__WHAT THE TASK ASKS__
Copy out the complete listing, word for word.

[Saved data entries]
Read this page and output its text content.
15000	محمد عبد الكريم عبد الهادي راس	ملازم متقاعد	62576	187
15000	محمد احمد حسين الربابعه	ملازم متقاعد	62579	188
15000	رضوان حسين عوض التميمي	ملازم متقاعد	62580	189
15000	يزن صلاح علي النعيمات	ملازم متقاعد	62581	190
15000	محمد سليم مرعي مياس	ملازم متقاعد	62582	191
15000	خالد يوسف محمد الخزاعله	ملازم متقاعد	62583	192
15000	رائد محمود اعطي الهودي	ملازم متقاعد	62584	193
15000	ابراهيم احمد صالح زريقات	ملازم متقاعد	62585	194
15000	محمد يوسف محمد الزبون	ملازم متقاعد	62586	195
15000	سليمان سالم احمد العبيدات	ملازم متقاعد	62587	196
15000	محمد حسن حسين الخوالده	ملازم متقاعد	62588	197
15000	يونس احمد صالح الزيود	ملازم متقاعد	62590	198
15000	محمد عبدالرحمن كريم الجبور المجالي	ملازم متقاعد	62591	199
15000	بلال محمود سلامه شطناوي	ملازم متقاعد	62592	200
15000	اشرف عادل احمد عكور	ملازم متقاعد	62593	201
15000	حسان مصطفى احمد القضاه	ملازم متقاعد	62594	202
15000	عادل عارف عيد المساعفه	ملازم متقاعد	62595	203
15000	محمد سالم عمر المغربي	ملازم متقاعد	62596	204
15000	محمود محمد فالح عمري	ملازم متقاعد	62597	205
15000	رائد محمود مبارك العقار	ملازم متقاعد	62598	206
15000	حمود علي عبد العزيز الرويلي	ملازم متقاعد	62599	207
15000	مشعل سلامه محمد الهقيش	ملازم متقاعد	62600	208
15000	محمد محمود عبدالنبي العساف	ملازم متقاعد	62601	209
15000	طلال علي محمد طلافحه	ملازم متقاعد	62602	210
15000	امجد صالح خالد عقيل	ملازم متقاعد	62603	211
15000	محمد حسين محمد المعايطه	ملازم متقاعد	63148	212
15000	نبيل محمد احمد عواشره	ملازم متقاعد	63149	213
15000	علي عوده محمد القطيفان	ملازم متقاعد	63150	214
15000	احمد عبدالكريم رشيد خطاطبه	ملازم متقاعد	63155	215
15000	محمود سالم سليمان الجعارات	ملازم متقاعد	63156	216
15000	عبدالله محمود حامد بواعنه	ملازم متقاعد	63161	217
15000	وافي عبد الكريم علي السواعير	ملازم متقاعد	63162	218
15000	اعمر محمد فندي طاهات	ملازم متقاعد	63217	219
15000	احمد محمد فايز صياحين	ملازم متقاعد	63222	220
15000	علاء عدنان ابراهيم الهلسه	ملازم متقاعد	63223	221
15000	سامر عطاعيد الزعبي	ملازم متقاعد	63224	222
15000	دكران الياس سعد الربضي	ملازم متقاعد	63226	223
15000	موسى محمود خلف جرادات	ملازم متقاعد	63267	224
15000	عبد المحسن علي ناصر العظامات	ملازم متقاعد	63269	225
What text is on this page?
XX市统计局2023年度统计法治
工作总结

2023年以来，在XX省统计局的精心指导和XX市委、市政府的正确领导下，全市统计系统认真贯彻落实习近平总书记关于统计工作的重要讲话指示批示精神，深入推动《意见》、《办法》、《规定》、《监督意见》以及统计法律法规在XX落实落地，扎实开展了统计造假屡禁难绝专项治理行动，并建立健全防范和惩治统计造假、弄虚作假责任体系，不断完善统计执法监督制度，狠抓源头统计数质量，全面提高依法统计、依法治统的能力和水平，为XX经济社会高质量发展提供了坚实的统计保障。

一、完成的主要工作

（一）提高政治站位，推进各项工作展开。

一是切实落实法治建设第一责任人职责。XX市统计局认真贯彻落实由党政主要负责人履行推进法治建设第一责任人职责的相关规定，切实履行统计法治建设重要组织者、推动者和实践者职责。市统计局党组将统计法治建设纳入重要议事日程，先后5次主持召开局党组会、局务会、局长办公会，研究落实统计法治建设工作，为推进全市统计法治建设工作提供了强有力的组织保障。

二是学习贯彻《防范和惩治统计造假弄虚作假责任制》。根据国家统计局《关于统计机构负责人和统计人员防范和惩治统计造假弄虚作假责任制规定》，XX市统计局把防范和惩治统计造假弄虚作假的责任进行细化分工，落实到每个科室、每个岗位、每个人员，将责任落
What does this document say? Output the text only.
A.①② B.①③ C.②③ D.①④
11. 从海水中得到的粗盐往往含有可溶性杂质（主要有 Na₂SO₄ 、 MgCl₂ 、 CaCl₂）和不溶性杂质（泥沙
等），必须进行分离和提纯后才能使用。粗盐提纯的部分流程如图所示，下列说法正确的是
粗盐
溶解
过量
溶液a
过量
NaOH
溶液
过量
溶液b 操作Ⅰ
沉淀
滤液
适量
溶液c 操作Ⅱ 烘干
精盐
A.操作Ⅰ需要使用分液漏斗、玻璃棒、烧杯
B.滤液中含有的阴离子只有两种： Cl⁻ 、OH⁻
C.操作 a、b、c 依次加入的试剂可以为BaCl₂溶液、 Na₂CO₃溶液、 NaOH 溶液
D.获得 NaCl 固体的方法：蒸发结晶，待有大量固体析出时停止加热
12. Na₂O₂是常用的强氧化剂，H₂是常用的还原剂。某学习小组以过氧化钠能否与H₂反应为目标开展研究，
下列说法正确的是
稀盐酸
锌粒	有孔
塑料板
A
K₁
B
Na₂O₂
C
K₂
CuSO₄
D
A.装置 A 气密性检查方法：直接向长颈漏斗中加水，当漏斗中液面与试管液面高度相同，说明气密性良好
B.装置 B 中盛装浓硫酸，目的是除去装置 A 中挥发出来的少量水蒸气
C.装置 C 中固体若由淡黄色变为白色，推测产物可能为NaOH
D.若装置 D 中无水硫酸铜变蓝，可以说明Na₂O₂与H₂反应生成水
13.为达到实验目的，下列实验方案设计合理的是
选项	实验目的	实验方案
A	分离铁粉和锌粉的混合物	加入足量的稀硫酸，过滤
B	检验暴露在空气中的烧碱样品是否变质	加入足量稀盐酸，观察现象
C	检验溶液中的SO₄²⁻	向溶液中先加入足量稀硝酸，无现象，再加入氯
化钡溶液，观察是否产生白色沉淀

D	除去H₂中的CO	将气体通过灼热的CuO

__TASK OUTPUT__
Read this page and output its text content.
15000	محمد عبد الكريم عبد الهادي راس	ملازم متقاعد	62576	187
15000	محمد احمد حسين الربابعه	ملازم متقاعد	62579	188
15000	رضوان حسين عوض التميمي	ملازم متقاعد	62580	189
15000	يزن صلاح علي النعيمات	ملازم متقاعد	62581	190
15000	محمد سليم مرعي مياس	ملازم متقاعد	62582	191
15000	خالد يوسف محمد الخزاعله	ملازم متقاعد	62583	192
15000	رائد محمود اعطي الهودي	ملازم متقاعد	62584	193
15000	ابراهيم احمد صالح زريقات	ملازم متقاعد	62585	194
15000	محمد يوسف محمد الزبون	ملازم متقاعد	62586	195
15000	سليمان سالم احمد العبيدات	ملازم متقاعد	62587	196
15000	محمد حسن حسين الخوالده	ملازم متقاعد	62588	197
15000	يونس احمد صالح الزيود	ملازم متقاعد	62590	198
15000	محمد عبدالرحمن كريم الجبور المجالي	ملازم متقاعد	62591	199
15000	بلال محمود سلامه شطناوي	ملازم متقاعد	62592	200
15000	اشرف عادل احمد عكور	ملازم متقاعد	62593	201
15000	حسان مصطفى احمد القضاه	ملازم متقاعد	62594	202
15000	عادل عارف عيد المساعفه	ملازم متقاعد	62595	203
15000	محمد سالم عمر المغربي	ملازم متقاعد	62596	204
15000	محمود محمد فالح عمري	ملازم متقاعد	62597	205
15000	رائد محمود مبارك العقار	ملازم متقاعد	62598	206
15000	حمود علي عبد العزيز الرويلي	ملازم متقاعد	62599	207
15000	مشعل سلامه محمد الهقيش	ملازم متقاعد	62600	208
15000	محمد محمود عبدالنبي العساف	ملازم متقاعد	62601	209
15000	طلال علي محمد طلافحه	ملازم متقاعد	62602	210
15000	امجد صالح خالد عقيل	ملازم متقاعد	62603	211
15000	محمد حسين محمد المعايطه	ملازم متقاعد	63148	212
15000	نبيل محمد احمد عواشره	ملازم متقاعد	63149	213
15000	علي عوده محمد القطيفان	ملازم متقاعد	63150	214
15000	احمد عبدالكريم رشيد خطاطبه	ملازم متقاعد	63155	215
15000	محمود سالم سليمان الجعارات	ملازم متقاعد	63156	216
15000	عبدالله محمود حامد بواعنه	ملازم متقاعد	63161	217
15000	وافي عبد الكريم علي السواعير	ملازم متقاعد	63162	218
15000	اعمر محمد فندي طاهات	ملازم متقاعد	63217	219
15000	احمد محمد فايز صياحين	ملازم متقاعد	63222	220
15000	علاء عدنان ابراهيم الهلسه	ملازم متقاعد	63223	221
15000	سامر عطاعيد الزعبي	ملازم متقاعد	63224	222
15000	دكران الياس سعد الربضي	ملازم متقاعد	63226	223
15000	موسى محمود خلف جرادات	ملازم متقاعد	63267	224
15000	عبد المحسن علي ناصر العظامات	ملازم متقاعد	63269	225
What text is on this page?
XX市统计局2023年度统计法治
工作总结

2023年以来，在XX省统计局的精心指导和XX市委、市政府的正确领导下，全市统计系统认真贯彻落实习近平总书记关于统计工作的重要讲话指示批示精神，深入推动《意见》、《办法》、《规定》、《监督意见》以及统计法律法规在XX落实落地，扎实开展了统计造假屡禁难绝专项治理行动，并建立健全防范和惩治统计造假、弄虚作假责任体系，不断完善统计执法监督制度，狠抓源头统计数质量，全面提高依法统计、依法治统的能力和水平，为XX经济社会高质量发展提供了坚实的统计保障。

一、完成的主要工作

（一）提高政治站位，推进各项工作展开。

一是切实落实法治建设第一责任人职责。XX市统计局认真贯彻落实由党政主要负责人履行推进法治建设第一责任人职责的相关规定，切实履行统计法治建设重要组织者、推动者和实践者职责。市统计局党组将统计法治建设纳入重要议事日程，先后5次主持召开局党组会、局务会、局长办公会，研究落实统计法治建设工作，为推进全市统计法治建设工作提供了强有力的组织保障。

二是学习贯彻《防范和惩治统计造假弄虚作假责任制》。根据国家统计局《关于统计机构负责人和统计人员防范和惩治统计造假弄虚作假责任制规定》，XX市统计局把防范和惩治统计造假弄虚作假的责任进行细化分工，落实到每个科室、每个岗位、每个人员，将责任落
What does this document say? Output the text only.
A.①② B.①③ C.②③ D.①④
11. 从海水中得到的粗盐往往含有可溶性杂质（主要有 Na₂SO₄ 、 MgCl₂ 、 CaCl₂）和不溶性杂质（泥沙
等），必须进行分离和提纯后才能使用。粗盐提纯的部分流程如图所示，下列说法正确的是
粗盐
溶解
过量
溶液a
过量
NaOH
溶液
过量
溶液b 操作Ⅰ
沉淀
滤液
适量
溶液c 操作Ⅱ 烘干
精盐
A.操作Ⅰ需要使用分液漏斗、玻璃棒、烧杯
B.滤液中含有的阴离子只有两种： Cl⁻ 、OH⁻
C.操作 a、b、c 依次加入的试剂可以为BaCl₂溶液、 Na₂CO₃溶液、 NaOH 溶液
D.获得 NaCl 固体的方法：蒸发结晶，待有大量固体析出时停止加热
12. Na₂O₂是常用的强氧化剂，H₂是常用的还原剂。某学习小组以过氧化钠能否与H₂反应为目标开展研究，
下列说法正确的是
稀盐酸
锌粒	有孔
塑料板
A
K₁
B
Na₂O₂
C
K₂
CuSO₄
D
A.装置 A 气密性检查方法：直接向长颈漏斗中加水，当漏斗中液面与试管液面高度相同，说明气密性良好
B.装置 B 中盛装浓硫酸，目的是除去装置 A 中挥发出来的少量水蒸气
C.装置 C 中固体若由淡黄色变为白色，推测产物可能为NaOH
D.若装置 D 中无水硫酸铜变蓝，可以说明Na₂O₂与H₂反应生成水
13.为达到实验目的，下列实验方案设计合理的是
选项	实验目的	实验方案
A	分离铁粉和锌粉的混合物	加入足量的稀硫酸，过滤
B	检验暴露在空气中的烧碱样品是否变质	加入足量稀盐酸，观察现象
C	检验溶液中的SO₄²⁻	向溶液中先加入足量稀硝酸，无现象，再加入氯
化钡溶液，观察是否产生白色沉淀

D	除去H₂中的CO	将气体通过灼热的CuO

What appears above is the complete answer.